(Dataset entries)
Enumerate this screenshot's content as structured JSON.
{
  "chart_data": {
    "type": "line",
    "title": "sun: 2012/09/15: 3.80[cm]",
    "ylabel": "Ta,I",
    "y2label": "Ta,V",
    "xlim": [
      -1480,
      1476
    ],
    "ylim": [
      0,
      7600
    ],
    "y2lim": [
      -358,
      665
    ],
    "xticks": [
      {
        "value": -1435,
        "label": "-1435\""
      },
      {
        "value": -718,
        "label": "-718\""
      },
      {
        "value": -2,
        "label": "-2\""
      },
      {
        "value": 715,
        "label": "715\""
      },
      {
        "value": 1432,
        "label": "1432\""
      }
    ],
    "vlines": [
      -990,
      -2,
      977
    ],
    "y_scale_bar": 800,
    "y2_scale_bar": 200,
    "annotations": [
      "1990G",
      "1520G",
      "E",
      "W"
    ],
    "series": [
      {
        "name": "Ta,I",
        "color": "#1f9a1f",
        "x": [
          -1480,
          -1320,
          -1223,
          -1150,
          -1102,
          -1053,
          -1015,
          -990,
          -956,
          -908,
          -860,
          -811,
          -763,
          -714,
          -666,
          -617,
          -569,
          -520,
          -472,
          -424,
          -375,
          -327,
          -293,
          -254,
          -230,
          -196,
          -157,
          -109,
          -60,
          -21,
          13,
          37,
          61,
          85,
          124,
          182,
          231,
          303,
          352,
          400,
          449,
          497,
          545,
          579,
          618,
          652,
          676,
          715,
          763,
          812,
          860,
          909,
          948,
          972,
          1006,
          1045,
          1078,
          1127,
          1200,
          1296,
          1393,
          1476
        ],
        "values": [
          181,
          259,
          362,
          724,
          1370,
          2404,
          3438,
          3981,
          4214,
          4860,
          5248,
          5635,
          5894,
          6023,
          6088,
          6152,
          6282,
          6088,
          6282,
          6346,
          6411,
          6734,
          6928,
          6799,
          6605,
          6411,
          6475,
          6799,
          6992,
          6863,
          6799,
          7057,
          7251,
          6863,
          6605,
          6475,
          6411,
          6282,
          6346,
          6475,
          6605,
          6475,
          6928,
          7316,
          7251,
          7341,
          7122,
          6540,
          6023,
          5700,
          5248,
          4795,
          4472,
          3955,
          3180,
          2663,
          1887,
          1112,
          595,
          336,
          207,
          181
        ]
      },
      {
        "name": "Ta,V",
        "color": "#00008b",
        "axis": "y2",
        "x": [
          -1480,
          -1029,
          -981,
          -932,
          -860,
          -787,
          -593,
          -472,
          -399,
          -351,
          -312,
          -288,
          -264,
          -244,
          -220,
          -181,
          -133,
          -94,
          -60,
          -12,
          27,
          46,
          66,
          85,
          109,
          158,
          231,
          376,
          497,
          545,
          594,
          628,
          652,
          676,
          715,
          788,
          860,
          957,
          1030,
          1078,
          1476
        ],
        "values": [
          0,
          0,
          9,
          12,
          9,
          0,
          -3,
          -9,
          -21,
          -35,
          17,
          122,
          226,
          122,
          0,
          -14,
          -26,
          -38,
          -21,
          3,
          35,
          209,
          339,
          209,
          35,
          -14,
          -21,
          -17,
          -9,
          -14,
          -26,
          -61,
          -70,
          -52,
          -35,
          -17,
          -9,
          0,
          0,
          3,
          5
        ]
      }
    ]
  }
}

Written request:
Produce an exact copy of the whole listing.

Solution for this problem:
Enumerate this screenshot's content as structured JSON.
{
  "chart_data": {
    "type": "line",
    "title": "sun: 2012/09/15: 3.80[cm]",
    "ylabel": "Ta,I",
    "y2label": "Ta,V",
    "xlim": [
      -1480,
      1476
    ],
    "ylim": [
      0,
      7600
    ],
    "y2lim": [
      -358,
      665
    ],
    "xticks": [
      {
        "value": -1435,
        "label": "-1435\""
      },
      {
        "value": -718,
        "label": "-718\""
      },
      {
        "value": -2,
        "label": "-2\""
      },
      {
        "value": 715,
        "label": "715\""
      },
      {
        "value": 1432,
        "label": "1432\""
      }
    ],
    "vlines": [
      -990,
      -2,
      977
    ],
    "y_scale_bar": 800,
    "y2_scale_bar": 200,
    "annotations": [
      "1990G",
      "1520G",
      "E",
      "W"
    ],
    "series": [
      {
        "name": "Ta,I",
        "color": "#1f9a1f",
        "x": [
          -1480,
          -1320,
          -1223,
          -1150,
          -1102,
          -1053,
          -1015,
          -990,
          -956,
          -908,
          -860,
          -811,
          -763,
          -714,
          -666,
          -617,
          -569,
          -520,
          -472,
          -424,
          -375,
          -327,
          -293,
          -254,
          -230,
          -196,
          -157,
          -109,
          -60,
          -21,
          13,
          37,
          61,
          85,
          124,
          182,
          231,
          303,
          352,
          400,
          449,
          497,
          545,
          579,
          618,
          652,
          676,
          715,
          763,
          812,
          860,
          909,
          948,
          972,
          1006,
          1045,
          1078,
          1127,
          1200,
          1296,
          1393,
          1476
        ],
        "values": [
          181,
          259,
          362,
          724,
          1370,
          2404,
          3438,
          3981,
          4214,
          4860,
          5248,
          5635,
          5894,
          6023,
          6088,
          6152,
          6282,
          6088,
          6282,
          6346,
          6411,
          6734,
          6928,
          6799,
          6605,
          6411,
          6475,
          6799,
          6992,
          6863,
          6799,
          7057,
          7251,
          6863,
          6605,
          6475,
          6411,
          6282,
          6346,
          6475,
          6605,
          6475,
          6928,
          7316,
          7251,
          7341,
          7122,
          6540,
          6023,
          5700,
          5248,
          4795,
          4472,
          3955,
          3180,
          2663,
          1887,
          1112,
          595,
          336,
          207,
          181
        ]
      },
      {
        "name": "Ta,V",
        "color": "#00008b",
        "axis": "y2",
        "x": [
          -1480,
          -1029,
          -981,
          -932,
          -860,
          -787,
          -593,
          -472,
          -399,
          -351,
          -312,
          -288,
          -264,
          -244,
          -220,
          -181,
          -133,
          -94,
          -60,
          -12,
          27,
          46,
          66,
          85,
          109,
          158,
          231,
          376,
          497,
          545,
          594,
          628,
          652,
          676,
          715,
          788,
          860,
          957,
          1030,
          1078,
          1476
        ],
        "values": [
          0,
          0,
          9,
          12,
          9,
          0,
          -3,
          -9,
          -21,
          -35,
          17,
          122,
          226,
          122,
          0,
          -14,
          -26,
          -38,
          -21,
          3,
          35,
          209,
          339,
          209,
          35,
          -14,
          -21,
          -17,
          -9,
          -14,
          -26,
          -61,
          -70,
          -52,
          -35,
          -17,
          -9,
          0,
          0,
          3,
          5
        ]
      }
    ]
  }
}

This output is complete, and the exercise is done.